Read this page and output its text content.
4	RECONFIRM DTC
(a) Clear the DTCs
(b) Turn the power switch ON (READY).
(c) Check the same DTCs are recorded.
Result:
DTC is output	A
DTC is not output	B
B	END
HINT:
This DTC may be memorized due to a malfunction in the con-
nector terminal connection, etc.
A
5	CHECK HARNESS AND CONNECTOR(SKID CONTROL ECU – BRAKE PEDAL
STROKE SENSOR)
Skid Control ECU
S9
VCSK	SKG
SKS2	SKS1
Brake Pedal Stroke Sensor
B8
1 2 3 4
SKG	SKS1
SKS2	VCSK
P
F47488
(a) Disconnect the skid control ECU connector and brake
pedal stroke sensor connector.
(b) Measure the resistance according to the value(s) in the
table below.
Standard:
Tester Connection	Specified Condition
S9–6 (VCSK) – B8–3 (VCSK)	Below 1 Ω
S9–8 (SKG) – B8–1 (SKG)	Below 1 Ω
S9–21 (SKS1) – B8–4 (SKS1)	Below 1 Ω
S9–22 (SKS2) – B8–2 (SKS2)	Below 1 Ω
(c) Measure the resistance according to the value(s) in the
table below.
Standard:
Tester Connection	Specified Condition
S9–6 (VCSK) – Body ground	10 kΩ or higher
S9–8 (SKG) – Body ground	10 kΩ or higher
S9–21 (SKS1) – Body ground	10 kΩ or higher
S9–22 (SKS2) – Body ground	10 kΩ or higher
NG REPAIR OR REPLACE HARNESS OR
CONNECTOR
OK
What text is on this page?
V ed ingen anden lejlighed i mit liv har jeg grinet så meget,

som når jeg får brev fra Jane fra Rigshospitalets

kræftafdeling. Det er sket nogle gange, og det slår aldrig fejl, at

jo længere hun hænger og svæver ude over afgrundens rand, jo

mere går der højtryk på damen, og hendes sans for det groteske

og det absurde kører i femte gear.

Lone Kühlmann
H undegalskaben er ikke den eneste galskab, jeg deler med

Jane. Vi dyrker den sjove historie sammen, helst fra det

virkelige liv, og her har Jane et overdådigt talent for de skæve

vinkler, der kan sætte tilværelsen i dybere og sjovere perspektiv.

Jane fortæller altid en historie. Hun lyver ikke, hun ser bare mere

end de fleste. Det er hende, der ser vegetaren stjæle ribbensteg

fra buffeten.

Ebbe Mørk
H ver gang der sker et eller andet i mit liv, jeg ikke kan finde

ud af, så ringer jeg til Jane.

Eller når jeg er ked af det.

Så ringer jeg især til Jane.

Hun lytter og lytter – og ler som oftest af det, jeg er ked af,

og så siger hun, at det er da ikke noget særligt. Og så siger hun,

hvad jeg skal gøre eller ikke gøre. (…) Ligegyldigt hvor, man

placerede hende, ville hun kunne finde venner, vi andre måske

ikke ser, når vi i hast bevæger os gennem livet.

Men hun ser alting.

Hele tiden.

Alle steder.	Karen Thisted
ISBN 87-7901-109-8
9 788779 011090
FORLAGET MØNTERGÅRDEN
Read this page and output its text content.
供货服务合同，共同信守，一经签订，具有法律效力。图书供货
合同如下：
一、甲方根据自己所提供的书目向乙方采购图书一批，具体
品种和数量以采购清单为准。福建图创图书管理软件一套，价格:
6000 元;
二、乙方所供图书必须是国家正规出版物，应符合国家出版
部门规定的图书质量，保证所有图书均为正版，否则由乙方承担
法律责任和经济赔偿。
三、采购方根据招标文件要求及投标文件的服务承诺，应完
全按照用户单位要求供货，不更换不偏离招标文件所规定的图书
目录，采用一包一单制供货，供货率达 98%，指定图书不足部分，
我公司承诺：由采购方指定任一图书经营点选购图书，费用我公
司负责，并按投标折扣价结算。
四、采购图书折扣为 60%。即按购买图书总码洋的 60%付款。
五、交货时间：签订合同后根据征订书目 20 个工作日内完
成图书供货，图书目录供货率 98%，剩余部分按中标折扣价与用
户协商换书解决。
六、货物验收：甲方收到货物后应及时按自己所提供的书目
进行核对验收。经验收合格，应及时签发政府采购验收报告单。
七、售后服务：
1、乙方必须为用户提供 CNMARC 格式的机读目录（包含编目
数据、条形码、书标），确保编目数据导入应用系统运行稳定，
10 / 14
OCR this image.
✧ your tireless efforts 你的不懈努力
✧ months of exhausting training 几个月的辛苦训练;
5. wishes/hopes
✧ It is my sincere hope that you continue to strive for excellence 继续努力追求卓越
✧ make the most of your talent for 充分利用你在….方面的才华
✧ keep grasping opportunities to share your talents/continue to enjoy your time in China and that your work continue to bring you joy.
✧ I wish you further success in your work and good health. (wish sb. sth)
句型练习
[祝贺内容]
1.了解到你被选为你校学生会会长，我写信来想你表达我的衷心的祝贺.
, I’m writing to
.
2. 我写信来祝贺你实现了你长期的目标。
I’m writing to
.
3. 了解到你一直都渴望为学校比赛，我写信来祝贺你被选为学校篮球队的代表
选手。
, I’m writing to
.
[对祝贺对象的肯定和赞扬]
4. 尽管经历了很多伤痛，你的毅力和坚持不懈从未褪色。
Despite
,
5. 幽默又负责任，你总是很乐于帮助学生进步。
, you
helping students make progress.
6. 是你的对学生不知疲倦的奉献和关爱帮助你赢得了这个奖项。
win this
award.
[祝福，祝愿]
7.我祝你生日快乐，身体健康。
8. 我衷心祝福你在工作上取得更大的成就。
-- -- --
__The task__.
Restate the records, all of them, precisely as written.

__Output for this task__.
Read this page and output its text content.
4	RECONFIRM DTC
(a) Clear the DTCs
(b) Turn the power switch ON (READY).
(c) Check the same DTCs are recorded.
Result:
DTC is output	A
DTC is not output	B
B	END
HINT:
This DTC may be memorized due to a malfunction in the con-
nector terminal connection, etc.
A
5	CHECK HARNESS AND CONNECTOR(SKID CONTROL ECU – BRAKE PEDAL
STROKE SENSOR)
Skid Control ECU
S9
VCSK	SKG
SKS2	SKS1
Brake Pedal Stroke Sensor
B8
1 2 3 4
SKG	SKS1
SKS2	VCSK
P
F47488
(a) Disconnect the skid control ECU connector and brake
pedal stroke sensor connector.
(b) Measure the resistance according to the value(s) in the
table below.
Standard:
Tester Connection	Specified Condition
S9–6 (VCSK) – B8–3 (VCSK)	Below 1 Ω
S9–8 (SKG) – B8–1 (SKG)	Below 1 Ω
S9–21 (SKS1) – B8–4 (SKS1)	Below 1 Ω
S9–22 (SKS2) – B8–2 (SKS2)	Below 1 Ω
(c) Measure the resistance according to the value(s) in the
table below.
Standard:
Tester Connection	Specified Condition
S9–6 (VCSK) – Body ground	10 kΩ or higher
S9–8 (SKG) – Body ground	10 kΩ or higher
S9–21 (SKS1) – Body ground	10 kΩ or higher
S9–22 (SKS2) – Body ground	10 kΩ or higher
NG REPAIR OR REPLACE HARNESS OR
CONNECTOR
OK
What text is on this page?
V ed ingen anden lejlighed i mit liv har jeg grinet så meget,

som når jeg får brev fra Jane fra Rigshospitalets

kræftafdeling. Det er sket nogle gange, og det slår aldrig fejl, at

jo længere hun hænger og svæver ude over afgrundens rand, jo

mere går der højtryk på damen, og hendes sans for det groteske

og det absurde kører i femte gear.

Lone Kühlmann
H undegalskaben er ikke den eneste galskab, jeg deler med

Jane. Vi dyrker den sjove historie sammen, helst fra det

virkelige liv, og her har Jane et overdådigt talent for de skæve

vinkler, der kan sætte tilværelsen i dybere og sjovere perspektiv.

Jane fortæller altid en historie. Hun lyver ikke, hun ser bare mere

end de fleste. Det er hende, der ser vegetaren stjæle ribbensteg

fra buffeten.

Ebbe Mørk
H ver gang der sker et eller andet i mit liv, jeg ikke kan finde

ud af, så ringer jeg til Jane.

Eller når jeg er ked af det.

Så ringer jeg især til Jane.

Hun lytter og lytter – og ler som oftest af det, jeg er ked af,

og så siger hun, at det er da ikke noget særligt. Og så siger hun,

hvad jeg skal gøre eller ikke gøre. (…) Ligegyldigt hvor, man

placerede hende, ville hun kunne finde venner, vi andre måske

ikke ser, når vi i hast bevæger os gennem livet.

Men hun ser alting.

Hele tiden.

Alle steder.	Karen Thisted
ISBN 87-7901-109-8
9 788779 011090
FORLAGET MØNTERGÅRDEN
Read this page and output its text content.
供货服务合同，共同信守，一经签订，具有法律效力。图书供货
合同如下：
一、甲方根据自己所提供的书目向乙方采购图书一批，具体
品种和数量以采购清单为准。福建图创图书管理软件一套，价格:
6000 元;
二、乙方所供图书必须是国家正规出版物，应符合国家出版
部门规定的图书质量，保证所有图书均为正版，否则由乙方承担
法律责任和经济赔偿。
三、采购方根据招标文件要求及投标文件的服务承诺，应完
全按照用户单位要求供货，不更换不偏离招标文件所规定的图书
目录，采用一包一单制供货，供货率达 98%，指定图书不足部分，
我公司承诺：由采购方指定任一图书经营点选购图书，费用我公
司负责，并按投标折扣价结算。
四、采购图书折扣为 60%。即按购买图书总码洋的 60%付款。
五、交货时间：签订合同后根据征订书目 20 个工作日内完
成图书供货，图书目录供货率 98%，剩余部分按中标折扣价与用
户协商换书解决。
六、货物验收：甲方收到货物后应及时按自己所提供的书目
进行核对验收。经验收合格，应及时签发政府采购验收报告单。
七、售后服务：
1、乙方必须为用户提供 CNMARC 格式的机读目录（包含编目
数据、条形码、书标），确保编目数据导入应用系统运行稳定，
10 / 14
OCR this image.
✧ your tireless efforts 你的不懈努力
✧ months of exhausting training 几个月的辛苦训练;
5. wishes/hopes
✧ It is my sincere hope that you continue to strive for excellence 继续努力追求卓越
✧ make the most of your talent for 充分利用你在….方面的才华
✧ keep grasping opportunities to share your talents/continue to enjoy your time in China and that your work continue to bring you joy.
✧ I wish you further success in your work and good health. (wish sb. sth)
句型练习
[祝贺内容]
1.了解到你被选为你校学生会会长，我写信来想你表达我的衷心的祝贺.
, I’m writing to
.
2. 我写信来祝贺你实现了你长期的目标。
I’m writing to
.
3. 了解到你一直都渴望为学校比赛，我写信来祝贺你被选为学校篮球队的代表
选手。
, I’m writing to
.
[对祝贺对象的肯定和赞扬]
4. 尽管经历了很多伤痛，你的毅力和坚持不懈从未褪色。
Despite
,
5. 幽默又负责任，你总是很乐于帮助学生进步。
, you
helping students make progress.
6. 是你的对学生不知疲倦的奉献和关爱帮助你赢得了这个奖项。
win this
award.
[祝福，祝愿]
7.我祝你生日快乐，身体健康。
8. 我衷心祝福你在工作上取得更大的成就。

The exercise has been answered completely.